* ISTRUZIONI OPERATIVE *
1. Indica se le affermazioni (a), (b) e (c) concordano con il testo sul caso Alpi. Per ciascuna rispondi sì o no e cita testualmente le parole decisive.
(a) Luciana ha condotto la sua ricerca sempre da sola.
(b) La verità processuale non potrà mai essere la verità storica.
(c) Luciana ha sentito pronunciare la parola verità nelle aule dei Tribunali.
2. Rispondi alle domande sul testo sul caso Alpi, una per riga, marcando le risposte con (a), (b) e (c).
(a) Come si chiama il marito di Luciana?
(b) Da quali aule Luciana ha creduto che potesse giungere la verità?
(c) Che cosa sarebbe l'eccezione che conferma la regola?
3. Prosegui il testo sul caso Alpi a partire dall'ultima frase riportata.

* TESTO DI LETTURA *
Quante mani ha stretto Luciana in tutti quegli anni. Forse, anzi quasi certamente, avrà stretto anche le mani di chi sapeva qualcosa e ha taciuto, magari promettendole di fare la propria parte per l’accertamento della verità. Chissà cosa avrà pensato Luciana di quanti sapeva già allora che le avevano mentito e non avrebbero mai mantenuto fede alla parola spesa.
Quanti sguardi ha incrociato Luciana lungo il suo percorso, alla ricerca di un’esitazione o di un turbamento, di un cenno d’assenso o di comprensione, nella speranza mai sopita che un rigurgito di coscienza svegliasse l’interlocutore nell’incontro con il dolore di una madre disperata.
Quante parole ha sentito Luciana nel periodo in cui, con il marito Giorgio prima, da sola poi, ha creduto che dalle aule dei Tribunali e del Parlamento potesse giungere una sola parola: verità. L’unica parola che invece in tutti questi lunghi anni non ha mai sentito.
Purtroppo una cosa l’abbiamo capita in questi decenni di impunità e di silenzio, non solo sul caso Alpi e ma anche sulle tanti stragi che hanno insanguinato il nostro Paese: la verità processuale non potrà mai essere la verità storica e, quando anche per una qualche singolare convergenza ciò dovesse accadere, sarebbe l’eccezione che conferma la regola.

* DATI RIPORTATI *

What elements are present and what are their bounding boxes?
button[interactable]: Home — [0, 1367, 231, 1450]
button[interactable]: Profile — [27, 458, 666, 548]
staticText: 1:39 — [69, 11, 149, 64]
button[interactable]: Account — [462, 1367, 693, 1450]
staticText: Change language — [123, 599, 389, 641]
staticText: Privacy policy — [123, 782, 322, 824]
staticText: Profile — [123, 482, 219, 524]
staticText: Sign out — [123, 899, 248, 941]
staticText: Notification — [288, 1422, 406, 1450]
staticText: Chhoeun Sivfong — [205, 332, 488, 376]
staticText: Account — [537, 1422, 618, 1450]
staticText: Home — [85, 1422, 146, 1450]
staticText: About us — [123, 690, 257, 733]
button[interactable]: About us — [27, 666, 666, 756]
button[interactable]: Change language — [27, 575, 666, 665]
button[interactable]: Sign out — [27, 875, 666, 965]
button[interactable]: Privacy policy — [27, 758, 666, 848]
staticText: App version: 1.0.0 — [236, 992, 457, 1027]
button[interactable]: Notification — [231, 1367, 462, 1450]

--

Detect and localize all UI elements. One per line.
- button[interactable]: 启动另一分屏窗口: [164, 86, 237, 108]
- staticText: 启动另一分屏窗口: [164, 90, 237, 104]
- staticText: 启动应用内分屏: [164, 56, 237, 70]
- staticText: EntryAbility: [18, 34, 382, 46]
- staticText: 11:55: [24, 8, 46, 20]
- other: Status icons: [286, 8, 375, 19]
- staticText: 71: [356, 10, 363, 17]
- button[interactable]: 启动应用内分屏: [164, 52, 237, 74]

* RISULTATI ATTESI *
1.
(a) No: "con il marito Giorgio prima, da sola poi"
(b) Sì: "la verità processuale non potrà mai essere la verità storica"
(c) No: "L’unica parola che invece in tutti questi lunghi anni non ha mai sentito."

2.
(a) Giorgio.
(b) Dalle aule dei Tribunali e del Parlamento.
(c) Il caso in cui, per una qualche singolare convergenza, la verità processuale coincidesse con la verità storica.

3.
Basti vedere in questi ultimi giorni le notizie che riguardano il CSM, per comprendere come spesso l’esercizio della giustizia sia finito per diventare merce di scambio e terreno di scontro politico. Immaginiamo tutto questo cosa possa significare e potenzialmente incidere nell’accertamento della verità, quando si tenta di illuminare i segreti e i misteri di Stato. E questo al netto dell’impossibilità, spesso ricorrente, di ricostruire gli accadimenti per quello che sono stati in un aula di un qualsiasi palazzo di giustizia, non necessariamente noto come “porto delle nebbie”, come per tanti anni Roma invece è stato.
Eppure nonostante tutto, oggi 12 giugno, ad un anno dalla scomparsa di Luciana Alpi, siamo qui a ribadire che, qualunque possa essere l’esito delle vicende processuali che riguardano il duplice omicidio di Mogadiscio, saremo in tanti a non archiviare e a continuare a chiedere verità e giustizia per Ilaria Alpi e Miran Hrovatin.
Grazie Luciana, andiamo avanti.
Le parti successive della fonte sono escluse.